TASK REQUIREMENTS: In the records below, pick out all lines containing the word "this".

^^^^

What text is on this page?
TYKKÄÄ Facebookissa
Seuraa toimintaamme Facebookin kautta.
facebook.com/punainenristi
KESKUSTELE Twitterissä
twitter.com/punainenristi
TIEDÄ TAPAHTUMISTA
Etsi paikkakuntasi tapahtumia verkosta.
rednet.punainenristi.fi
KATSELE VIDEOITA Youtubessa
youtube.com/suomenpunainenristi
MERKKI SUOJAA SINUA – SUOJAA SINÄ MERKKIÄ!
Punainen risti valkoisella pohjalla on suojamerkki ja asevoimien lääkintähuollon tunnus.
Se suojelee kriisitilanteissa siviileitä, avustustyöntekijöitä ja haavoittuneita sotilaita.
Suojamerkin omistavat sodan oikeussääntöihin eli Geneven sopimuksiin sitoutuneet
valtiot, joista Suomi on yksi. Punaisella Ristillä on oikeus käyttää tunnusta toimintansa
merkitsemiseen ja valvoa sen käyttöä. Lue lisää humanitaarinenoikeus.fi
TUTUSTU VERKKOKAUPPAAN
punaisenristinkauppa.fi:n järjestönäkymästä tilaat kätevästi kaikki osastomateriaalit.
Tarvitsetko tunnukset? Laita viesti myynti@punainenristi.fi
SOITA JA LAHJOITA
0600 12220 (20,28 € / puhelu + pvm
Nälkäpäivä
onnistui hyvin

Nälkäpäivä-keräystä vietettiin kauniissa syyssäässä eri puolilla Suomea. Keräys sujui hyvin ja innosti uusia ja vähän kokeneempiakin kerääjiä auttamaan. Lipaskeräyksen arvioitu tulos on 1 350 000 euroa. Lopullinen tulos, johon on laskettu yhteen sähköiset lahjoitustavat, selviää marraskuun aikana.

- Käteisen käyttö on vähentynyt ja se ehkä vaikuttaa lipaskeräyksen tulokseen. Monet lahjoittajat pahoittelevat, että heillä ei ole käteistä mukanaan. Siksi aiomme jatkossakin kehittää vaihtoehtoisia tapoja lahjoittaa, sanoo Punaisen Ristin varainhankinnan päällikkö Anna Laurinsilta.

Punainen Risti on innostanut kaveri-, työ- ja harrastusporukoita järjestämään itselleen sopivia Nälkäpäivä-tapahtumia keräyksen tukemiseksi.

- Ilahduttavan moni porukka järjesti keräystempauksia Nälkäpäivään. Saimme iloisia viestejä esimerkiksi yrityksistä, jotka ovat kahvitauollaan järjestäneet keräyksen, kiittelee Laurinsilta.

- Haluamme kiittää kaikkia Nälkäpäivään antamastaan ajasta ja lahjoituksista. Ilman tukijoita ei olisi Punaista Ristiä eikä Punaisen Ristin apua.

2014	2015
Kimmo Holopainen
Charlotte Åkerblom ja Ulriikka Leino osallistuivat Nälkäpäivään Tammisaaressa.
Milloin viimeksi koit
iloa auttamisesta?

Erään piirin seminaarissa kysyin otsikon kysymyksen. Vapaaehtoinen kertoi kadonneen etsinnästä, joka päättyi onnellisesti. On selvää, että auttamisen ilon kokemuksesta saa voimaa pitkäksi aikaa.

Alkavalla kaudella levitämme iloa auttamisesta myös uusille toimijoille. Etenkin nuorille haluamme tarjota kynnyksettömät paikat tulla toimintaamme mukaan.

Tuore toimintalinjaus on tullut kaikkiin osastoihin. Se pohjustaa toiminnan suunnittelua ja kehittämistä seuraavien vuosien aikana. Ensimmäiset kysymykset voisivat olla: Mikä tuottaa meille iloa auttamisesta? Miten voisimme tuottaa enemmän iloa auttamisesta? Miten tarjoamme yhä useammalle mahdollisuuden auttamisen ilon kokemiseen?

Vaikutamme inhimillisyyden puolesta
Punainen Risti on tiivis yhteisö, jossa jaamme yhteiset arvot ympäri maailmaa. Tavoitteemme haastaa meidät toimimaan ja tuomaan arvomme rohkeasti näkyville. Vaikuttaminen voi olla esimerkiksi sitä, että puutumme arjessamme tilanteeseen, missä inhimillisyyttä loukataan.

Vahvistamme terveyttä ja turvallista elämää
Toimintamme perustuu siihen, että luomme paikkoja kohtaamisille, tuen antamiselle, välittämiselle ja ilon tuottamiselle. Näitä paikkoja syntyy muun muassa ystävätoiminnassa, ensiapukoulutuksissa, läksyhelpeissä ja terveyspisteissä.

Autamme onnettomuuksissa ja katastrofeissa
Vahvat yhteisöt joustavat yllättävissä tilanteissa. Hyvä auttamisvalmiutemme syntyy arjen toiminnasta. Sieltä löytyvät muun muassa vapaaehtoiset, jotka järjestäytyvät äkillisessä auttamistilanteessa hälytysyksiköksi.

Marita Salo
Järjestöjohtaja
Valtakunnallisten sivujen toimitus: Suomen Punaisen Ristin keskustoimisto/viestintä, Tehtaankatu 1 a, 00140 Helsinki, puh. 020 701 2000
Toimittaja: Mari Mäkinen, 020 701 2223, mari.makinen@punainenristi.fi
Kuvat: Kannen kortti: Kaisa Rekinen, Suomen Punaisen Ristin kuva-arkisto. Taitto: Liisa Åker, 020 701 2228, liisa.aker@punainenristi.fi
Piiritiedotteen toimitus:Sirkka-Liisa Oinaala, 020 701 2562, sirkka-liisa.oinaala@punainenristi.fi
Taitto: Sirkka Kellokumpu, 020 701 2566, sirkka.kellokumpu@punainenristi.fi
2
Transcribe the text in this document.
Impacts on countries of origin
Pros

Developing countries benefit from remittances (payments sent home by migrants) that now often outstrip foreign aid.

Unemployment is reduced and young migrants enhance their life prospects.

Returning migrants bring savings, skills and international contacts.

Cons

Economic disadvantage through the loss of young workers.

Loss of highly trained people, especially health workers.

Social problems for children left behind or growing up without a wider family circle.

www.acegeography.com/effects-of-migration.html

^^^^

TASK RESULT:
What text is on this page?
Transcribe the text in this document.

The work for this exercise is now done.